• SHORT EXERCISE:
Return exactly the lines from the one containing "Output a JSON" through the last line of the records below, both included, and leave out any pictures.

• Dataset entries on figures:
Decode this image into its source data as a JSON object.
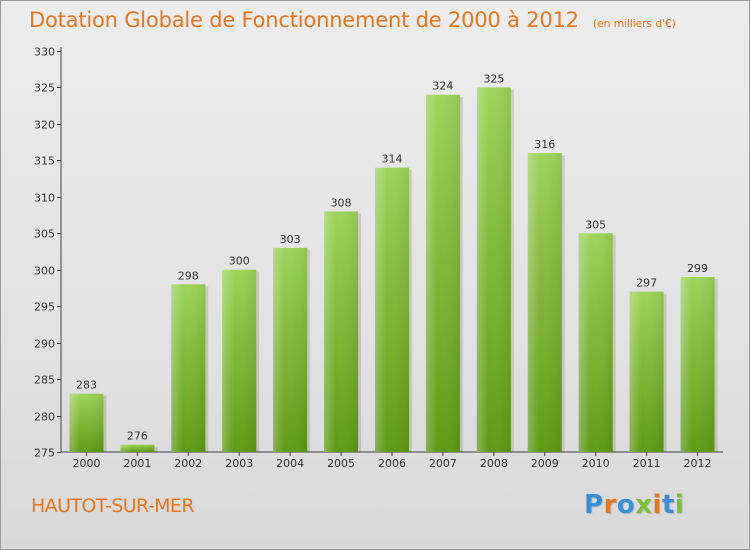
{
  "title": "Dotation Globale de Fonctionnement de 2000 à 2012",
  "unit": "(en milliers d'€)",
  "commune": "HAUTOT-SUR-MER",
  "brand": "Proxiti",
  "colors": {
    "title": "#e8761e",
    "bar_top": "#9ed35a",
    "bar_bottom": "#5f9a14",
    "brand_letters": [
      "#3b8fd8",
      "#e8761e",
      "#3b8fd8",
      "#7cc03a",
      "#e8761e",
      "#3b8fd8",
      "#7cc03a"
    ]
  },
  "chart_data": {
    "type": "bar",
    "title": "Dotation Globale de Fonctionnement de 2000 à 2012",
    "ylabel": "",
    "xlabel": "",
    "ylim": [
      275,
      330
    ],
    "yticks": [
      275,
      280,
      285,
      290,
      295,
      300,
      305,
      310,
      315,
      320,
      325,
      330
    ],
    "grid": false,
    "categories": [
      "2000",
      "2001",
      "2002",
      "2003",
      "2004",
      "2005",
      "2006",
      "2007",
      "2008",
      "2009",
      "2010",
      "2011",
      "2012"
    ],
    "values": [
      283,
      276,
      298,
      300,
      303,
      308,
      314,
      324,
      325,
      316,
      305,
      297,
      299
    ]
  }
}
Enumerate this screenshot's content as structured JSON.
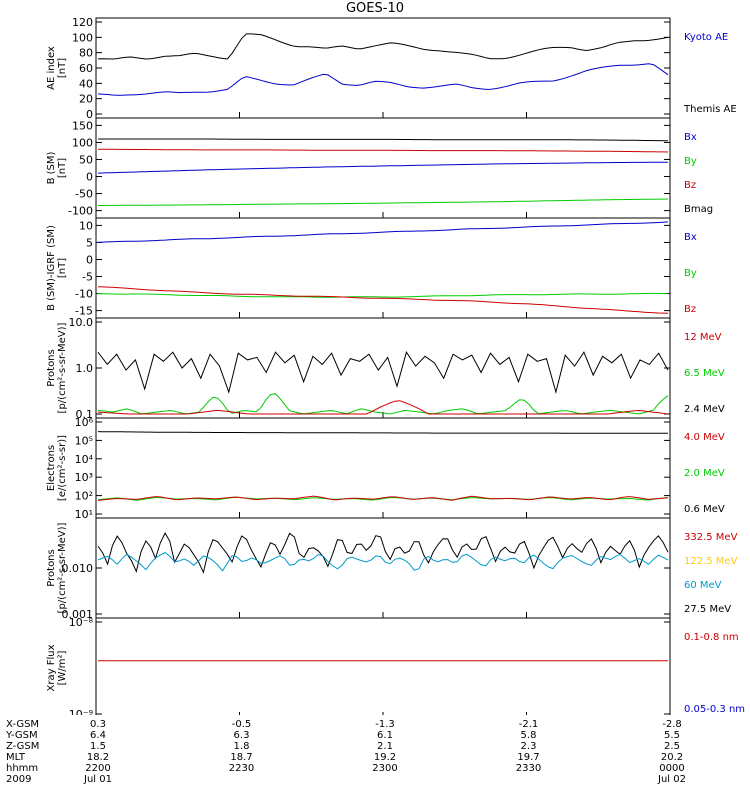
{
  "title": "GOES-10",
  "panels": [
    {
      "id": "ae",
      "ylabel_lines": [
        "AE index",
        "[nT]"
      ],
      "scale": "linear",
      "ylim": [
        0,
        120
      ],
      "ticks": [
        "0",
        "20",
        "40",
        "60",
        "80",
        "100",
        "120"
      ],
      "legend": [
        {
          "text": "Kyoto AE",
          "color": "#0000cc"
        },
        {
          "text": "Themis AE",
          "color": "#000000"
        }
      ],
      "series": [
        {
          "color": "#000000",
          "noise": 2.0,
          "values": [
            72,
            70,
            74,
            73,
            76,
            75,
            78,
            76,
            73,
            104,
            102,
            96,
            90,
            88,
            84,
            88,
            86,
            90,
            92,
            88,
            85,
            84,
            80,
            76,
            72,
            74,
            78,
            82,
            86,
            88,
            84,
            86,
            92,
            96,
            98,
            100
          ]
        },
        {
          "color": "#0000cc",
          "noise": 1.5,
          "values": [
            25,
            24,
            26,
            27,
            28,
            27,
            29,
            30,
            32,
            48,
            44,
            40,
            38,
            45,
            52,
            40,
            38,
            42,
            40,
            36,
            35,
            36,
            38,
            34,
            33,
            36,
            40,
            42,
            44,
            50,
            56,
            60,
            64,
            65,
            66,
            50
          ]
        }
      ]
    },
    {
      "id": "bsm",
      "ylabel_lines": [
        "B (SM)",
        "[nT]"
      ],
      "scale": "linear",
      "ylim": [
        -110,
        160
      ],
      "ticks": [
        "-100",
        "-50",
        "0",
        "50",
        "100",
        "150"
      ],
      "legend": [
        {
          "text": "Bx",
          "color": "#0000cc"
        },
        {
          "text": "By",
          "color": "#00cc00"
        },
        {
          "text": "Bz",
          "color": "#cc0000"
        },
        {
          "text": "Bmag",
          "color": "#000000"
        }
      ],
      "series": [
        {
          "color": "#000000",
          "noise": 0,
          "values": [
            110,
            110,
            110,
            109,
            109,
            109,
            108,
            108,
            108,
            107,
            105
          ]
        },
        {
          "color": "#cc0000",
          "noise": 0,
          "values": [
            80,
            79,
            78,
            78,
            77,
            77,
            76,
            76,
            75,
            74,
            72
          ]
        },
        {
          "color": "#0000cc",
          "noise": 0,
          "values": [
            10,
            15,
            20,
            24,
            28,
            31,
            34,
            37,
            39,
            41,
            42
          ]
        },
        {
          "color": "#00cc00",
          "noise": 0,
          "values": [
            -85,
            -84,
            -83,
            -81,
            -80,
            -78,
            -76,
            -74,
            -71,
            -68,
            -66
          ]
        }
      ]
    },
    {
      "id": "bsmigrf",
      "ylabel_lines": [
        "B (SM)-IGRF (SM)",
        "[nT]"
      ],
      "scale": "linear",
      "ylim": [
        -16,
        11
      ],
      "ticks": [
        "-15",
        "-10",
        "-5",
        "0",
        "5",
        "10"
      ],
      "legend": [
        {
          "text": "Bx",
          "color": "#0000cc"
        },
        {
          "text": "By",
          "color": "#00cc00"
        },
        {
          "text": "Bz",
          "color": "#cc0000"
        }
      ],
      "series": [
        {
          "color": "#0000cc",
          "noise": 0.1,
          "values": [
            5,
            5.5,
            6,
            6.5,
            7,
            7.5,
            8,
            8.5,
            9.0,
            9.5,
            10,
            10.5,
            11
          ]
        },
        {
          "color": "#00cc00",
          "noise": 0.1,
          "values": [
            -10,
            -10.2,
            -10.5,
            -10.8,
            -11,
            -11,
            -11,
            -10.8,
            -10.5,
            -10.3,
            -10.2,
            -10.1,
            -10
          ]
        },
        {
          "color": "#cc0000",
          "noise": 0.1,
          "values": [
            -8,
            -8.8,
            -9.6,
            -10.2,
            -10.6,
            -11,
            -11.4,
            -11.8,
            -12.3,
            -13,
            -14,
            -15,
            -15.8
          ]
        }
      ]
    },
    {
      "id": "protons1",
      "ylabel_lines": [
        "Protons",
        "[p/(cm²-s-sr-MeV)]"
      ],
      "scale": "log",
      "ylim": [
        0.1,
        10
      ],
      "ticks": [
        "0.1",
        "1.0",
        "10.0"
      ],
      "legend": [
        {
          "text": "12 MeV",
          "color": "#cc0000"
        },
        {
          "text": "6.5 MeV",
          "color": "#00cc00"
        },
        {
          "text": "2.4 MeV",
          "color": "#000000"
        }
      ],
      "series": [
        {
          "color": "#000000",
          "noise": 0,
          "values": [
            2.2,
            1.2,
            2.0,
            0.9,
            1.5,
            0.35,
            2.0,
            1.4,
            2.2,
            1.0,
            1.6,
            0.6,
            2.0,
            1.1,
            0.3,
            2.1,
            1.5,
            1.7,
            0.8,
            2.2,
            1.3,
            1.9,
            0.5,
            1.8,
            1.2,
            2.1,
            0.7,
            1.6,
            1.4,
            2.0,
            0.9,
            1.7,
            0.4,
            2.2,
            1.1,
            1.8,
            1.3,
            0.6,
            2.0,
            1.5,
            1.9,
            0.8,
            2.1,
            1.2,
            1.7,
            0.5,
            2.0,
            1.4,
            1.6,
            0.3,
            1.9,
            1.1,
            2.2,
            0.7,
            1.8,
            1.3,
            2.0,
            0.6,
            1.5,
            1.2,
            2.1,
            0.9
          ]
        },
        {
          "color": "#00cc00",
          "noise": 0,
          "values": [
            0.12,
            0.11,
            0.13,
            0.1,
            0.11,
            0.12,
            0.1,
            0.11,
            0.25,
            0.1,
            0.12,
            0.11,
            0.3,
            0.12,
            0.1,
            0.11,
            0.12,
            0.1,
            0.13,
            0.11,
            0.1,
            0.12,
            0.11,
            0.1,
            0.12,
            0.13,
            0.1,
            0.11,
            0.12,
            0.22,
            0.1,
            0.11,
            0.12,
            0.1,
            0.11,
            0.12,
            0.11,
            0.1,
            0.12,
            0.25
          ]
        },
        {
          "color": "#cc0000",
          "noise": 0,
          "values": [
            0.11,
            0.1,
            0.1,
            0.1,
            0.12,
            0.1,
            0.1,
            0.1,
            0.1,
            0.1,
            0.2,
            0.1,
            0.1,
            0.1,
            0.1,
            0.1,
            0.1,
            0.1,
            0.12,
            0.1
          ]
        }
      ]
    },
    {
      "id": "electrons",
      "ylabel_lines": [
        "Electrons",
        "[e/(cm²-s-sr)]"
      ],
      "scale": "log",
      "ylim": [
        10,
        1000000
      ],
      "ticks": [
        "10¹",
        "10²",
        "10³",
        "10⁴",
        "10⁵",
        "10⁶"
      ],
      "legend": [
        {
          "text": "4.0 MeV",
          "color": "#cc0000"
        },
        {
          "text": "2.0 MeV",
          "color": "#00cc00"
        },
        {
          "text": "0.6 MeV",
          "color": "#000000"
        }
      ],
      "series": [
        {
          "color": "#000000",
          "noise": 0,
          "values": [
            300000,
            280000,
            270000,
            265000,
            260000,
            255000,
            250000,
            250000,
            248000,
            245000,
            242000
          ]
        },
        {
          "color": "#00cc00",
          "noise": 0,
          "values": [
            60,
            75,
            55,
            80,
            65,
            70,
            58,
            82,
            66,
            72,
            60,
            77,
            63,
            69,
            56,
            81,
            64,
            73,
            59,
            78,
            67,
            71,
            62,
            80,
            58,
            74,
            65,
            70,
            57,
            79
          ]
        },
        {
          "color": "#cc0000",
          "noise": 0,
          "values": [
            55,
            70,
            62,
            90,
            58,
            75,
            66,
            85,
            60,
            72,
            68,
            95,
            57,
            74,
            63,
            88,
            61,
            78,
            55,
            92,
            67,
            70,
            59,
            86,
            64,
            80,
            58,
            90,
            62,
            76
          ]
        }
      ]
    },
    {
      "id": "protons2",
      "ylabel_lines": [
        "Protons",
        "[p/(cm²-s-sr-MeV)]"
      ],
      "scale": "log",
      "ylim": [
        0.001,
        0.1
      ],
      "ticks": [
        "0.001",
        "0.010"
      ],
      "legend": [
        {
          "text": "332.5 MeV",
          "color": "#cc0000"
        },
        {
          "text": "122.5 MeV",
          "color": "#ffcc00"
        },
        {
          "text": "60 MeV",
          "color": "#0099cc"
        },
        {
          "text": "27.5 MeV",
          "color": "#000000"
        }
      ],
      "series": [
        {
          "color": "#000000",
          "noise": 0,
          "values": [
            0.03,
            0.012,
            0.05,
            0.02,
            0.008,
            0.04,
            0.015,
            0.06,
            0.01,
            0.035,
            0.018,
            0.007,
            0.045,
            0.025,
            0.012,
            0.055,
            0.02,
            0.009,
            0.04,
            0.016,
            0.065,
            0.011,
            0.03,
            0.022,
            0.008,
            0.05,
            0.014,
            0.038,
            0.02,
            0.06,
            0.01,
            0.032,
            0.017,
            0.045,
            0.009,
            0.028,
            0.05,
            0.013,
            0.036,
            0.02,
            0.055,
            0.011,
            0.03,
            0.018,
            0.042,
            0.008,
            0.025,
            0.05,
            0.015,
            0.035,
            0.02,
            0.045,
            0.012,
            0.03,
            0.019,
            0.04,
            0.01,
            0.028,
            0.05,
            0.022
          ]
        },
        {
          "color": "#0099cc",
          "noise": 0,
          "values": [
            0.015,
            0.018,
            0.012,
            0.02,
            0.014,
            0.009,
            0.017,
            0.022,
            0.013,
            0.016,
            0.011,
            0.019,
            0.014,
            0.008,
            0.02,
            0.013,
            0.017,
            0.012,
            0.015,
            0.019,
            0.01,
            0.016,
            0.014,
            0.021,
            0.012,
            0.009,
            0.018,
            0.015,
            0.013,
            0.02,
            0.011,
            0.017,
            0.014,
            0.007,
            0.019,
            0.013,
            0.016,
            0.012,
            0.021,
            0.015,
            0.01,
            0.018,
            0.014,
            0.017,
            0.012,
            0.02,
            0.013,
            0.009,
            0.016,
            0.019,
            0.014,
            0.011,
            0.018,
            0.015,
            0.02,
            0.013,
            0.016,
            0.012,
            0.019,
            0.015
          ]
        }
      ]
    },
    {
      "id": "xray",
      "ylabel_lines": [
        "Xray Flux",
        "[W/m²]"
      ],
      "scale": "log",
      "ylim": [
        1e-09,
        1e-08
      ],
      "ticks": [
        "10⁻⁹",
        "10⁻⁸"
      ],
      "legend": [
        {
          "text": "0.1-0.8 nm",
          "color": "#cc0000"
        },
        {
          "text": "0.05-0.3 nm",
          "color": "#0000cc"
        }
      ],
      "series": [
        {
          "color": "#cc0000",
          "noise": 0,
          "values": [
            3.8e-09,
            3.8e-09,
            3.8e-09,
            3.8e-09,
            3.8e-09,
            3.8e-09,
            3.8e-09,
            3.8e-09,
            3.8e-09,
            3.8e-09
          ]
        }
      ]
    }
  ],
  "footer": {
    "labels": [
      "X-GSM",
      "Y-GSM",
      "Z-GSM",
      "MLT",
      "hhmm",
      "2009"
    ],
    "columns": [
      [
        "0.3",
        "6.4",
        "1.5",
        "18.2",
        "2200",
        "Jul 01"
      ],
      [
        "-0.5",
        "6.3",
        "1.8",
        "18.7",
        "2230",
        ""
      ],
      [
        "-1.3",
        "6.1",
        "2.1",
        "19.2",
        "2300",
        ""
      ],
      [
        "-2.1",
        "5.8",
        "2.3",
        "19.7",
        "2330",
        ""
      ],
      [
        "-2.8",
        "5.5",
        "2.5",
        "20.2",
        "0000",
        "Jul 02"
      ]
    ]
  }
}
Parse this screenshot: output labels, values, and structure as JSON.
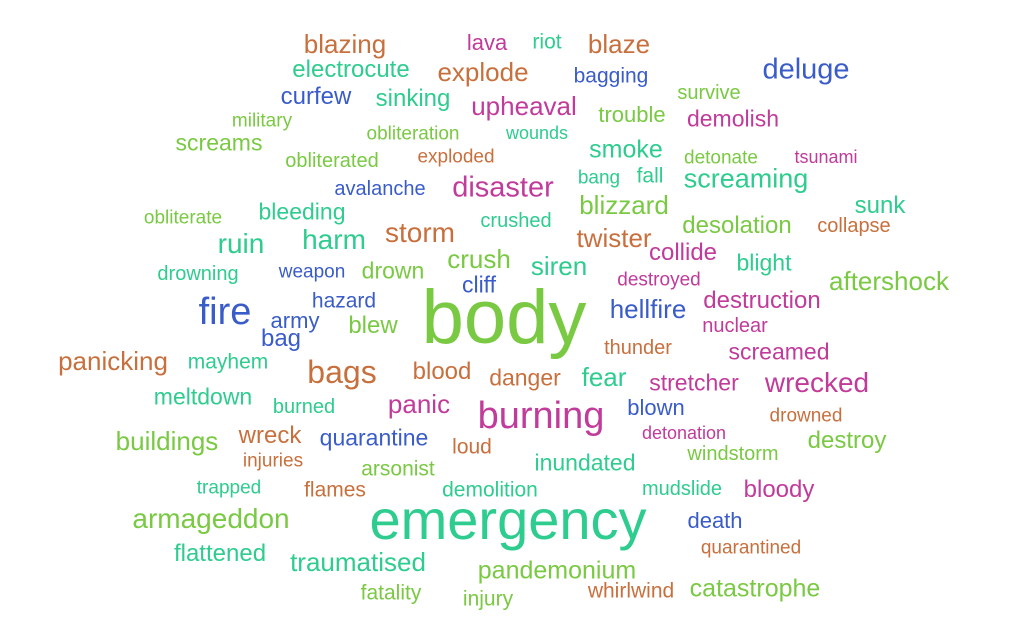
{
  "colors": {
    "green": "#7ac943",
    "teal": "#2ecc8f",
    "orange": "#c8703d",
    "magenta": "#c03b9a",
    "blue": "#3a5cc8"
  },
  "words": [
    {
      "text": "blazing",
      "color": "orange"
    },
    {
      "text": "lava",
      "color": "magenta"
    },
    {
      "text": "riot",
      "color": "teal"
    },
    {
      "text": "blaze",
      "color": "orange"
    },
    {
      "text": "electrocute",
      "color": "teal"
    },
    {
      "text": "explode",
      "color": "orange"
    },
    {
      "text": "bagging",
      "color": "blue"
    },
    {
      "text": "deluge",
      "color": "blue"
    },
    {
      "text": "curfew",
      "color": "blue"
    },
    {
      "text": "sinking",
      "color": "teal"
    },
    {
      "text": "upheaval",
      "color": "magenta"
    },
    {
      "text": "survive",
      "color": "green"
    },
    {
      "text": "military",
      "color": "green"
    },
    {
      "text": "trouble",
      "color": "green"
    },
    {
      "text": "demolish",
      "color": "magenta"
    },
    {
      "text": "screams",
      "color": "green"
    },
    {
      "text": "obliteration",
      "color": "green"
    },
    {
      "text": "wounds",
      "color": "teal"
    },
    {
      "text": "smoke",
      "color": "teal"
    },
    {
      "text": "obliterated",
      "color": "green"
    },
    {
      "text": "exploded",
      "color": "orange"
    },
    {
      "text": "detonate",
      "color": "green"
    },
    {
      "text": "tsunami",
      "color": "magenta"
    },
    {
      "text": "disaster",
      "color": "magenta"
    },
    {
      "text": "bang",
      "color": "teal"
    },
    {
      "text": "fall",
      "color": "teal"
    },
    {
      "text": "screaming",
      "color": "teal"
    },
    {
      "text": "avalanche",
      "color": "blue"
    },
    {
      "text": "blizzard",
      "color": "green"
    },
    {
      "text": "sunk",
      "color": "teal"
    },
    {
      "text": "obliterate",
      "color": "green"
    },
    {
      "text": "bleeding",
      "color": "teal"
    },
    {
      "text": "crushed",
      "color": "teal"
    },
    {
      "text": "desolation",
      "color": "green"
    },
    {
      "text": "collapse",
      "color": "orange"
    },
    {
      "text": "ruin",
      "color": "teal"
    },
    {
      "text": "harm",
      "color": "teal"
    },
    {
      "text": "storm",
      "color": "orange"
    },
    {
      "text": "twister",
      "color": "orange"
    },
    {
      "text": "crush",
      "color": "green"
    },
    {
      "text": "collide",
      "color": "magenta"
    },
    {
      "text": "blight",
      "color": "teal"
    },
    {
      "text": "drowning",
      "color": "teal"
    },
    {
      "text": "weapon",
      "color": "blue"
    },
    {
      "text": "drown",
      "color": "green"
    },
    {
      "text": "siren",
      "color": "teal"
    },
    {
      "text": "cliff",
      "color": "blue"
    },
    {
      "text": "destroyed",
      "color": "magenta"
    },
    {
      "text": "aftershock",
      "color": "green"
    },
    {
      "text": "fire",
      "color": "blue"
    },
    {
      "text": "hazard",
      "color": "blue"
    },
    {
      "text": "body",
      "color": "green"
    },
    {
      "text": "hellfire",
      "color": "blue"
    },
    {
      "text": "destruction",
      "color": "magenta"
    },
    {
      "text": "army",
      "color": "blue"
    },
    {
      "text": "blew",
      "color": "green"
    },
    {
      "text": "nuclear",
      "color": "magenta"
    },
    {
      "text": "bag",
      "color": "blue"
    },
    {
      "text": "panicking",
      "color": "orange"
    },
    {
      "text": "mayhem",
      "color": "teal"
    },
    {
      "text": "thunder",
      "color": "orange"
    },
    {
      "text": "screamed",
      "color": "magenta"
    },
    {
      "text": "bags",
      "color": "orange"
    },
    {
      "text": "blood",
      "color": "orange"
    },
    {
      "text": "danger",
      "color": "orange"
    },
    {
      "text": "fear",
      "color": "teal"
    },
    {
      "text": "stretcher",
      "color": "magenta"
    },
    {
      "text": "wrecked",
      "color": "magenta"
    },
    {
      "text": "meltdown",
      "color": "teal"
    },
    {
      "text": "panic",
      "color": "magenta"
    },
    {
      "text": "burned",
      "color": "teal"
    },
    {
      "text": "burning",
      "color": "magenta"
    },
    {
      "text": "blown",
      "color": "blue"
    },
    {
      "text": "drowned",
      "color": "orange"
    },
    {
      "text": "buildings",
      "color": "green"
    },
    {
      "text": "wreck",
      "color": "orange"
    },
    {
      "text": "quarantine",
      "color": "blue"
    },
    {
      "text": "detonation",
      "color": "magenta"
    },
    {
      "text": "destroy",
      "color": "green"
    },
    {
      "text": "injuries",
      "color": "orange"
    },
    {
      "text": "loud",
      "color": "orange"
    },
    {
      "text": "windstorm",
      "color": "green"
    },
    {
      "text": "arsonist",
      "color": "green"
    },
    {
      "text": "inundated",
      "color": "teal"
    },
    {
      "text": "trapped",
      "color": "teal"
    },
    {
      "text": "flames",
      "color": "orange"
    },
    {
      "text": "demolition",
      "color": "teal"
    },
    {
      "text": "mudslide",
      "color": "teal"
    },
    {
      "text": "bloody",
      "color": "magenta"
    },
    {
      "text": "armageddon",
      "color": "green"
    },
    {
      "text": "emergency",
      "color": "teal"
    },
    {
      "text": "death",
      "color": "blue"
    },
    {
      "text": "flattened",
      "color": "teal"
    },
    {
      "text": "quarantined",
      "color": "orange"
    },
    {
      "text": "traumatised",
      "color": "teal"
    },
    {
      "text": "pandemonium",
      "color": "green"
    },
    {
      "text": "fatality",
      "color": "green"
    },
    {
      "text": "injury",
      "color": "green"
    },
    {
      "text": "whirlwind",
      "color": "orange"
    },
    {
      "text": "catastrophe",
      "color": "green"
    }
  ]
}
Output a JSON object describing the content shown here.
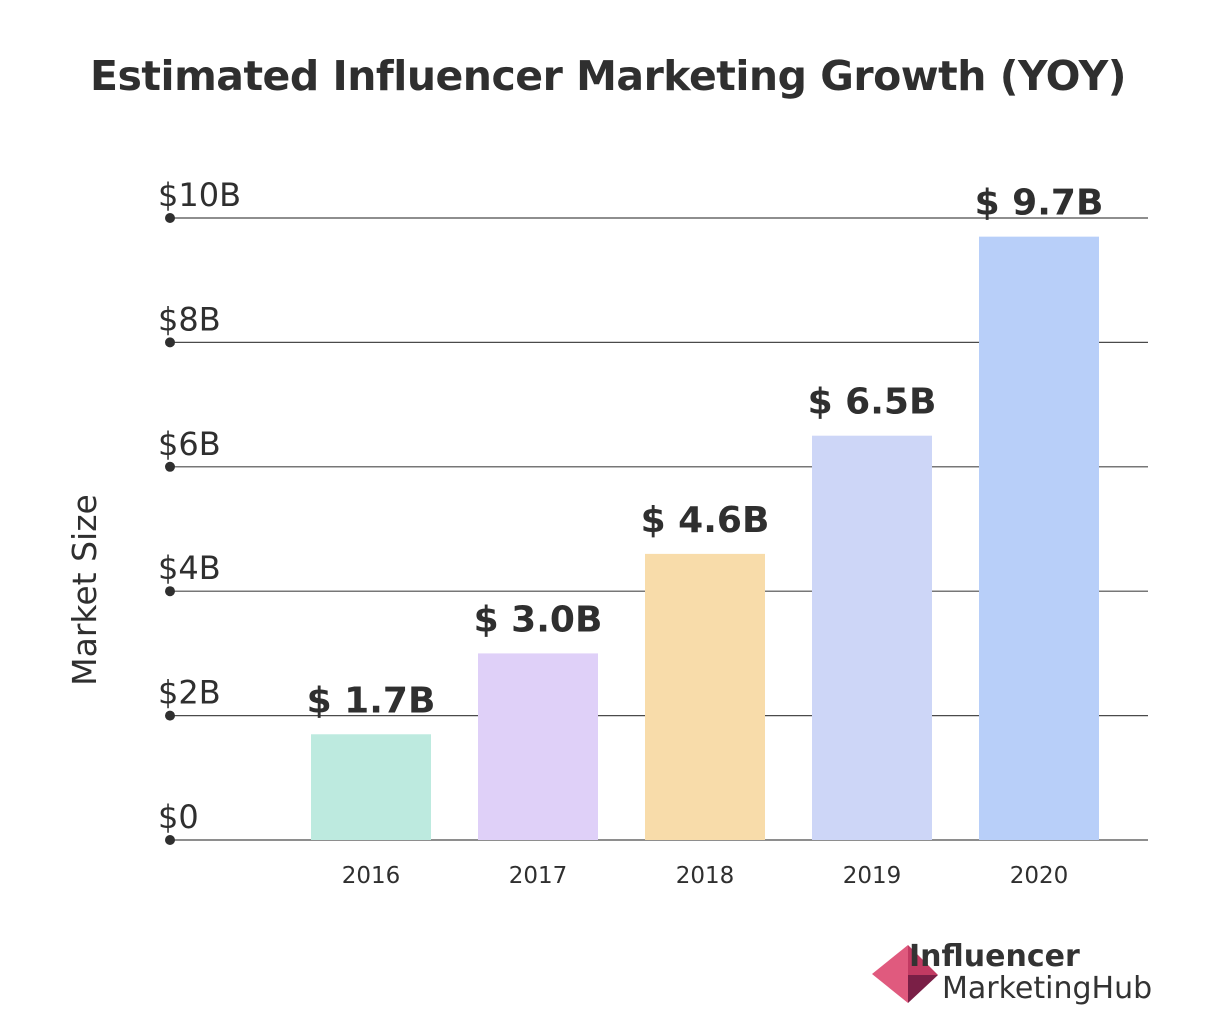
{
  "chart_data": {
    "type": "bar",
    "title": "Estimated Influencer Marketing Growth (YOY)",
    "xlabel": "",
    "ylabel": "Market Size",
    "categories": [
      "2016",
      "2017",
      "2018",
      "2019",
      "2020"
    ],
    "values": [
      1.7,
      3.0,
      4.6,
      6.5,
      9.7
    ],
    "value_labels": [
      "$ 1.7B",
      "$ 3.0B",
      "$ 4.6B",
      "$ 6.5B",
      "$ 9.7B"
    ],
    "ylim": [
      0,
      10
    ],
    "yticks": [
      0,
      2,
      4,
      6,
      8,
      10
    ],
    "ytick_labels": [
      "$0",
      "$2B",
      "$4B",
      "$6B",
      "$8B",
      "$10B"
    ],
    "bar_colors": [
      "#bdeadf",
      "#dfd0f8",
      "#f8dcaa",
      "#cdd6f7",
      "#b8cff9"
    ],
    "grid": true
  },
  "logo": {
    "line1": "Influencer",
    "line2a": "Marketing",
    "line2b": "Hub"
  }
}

• WRITTEN SOLUTION:
Output a JSON object describing the content shown here.
{
  "chart_data": {
    "type": "bar",
    "title": "Estimated Influencer Marketing Growth (YOY)",
    "xlabel": "",
    "ylabel": "Market Size",
    "categories": [
      "2016",
      "2017",
      "2018",
      "2019",
      "2020"
    ],
    "values": [
      1.7,
      3.0,
      4.6,
      6.5,
      9.7
    ],
    "value_labels": [
      "$ 1.7B",
      "$ 3.0B",
      "$ 4.6B",
      "$ 6.5B",
      "$ 9.7B"
    ],
    "ylim": [
      0,
      10
    ],
    "yticks": [
      0,
      2,
      4,
      6,
      8,
      10
    ],
    "ytick_labels": [
      "$0",
      "$2B",
      "$4B",
      "$6B",
      "$8B",
      "$10B"
    ],
    "bar_colors": [
      "#bdeadf",
      "#dfd0f8",
      "#f8dcaa",
      "#cdd6f7",
      "#b8cff9"
    ],
    "grid": true
  },
  "logo": {
    "line1": "Influencer",
    "line2a": "Marketing",
    "line2b": "Hub"
  }
}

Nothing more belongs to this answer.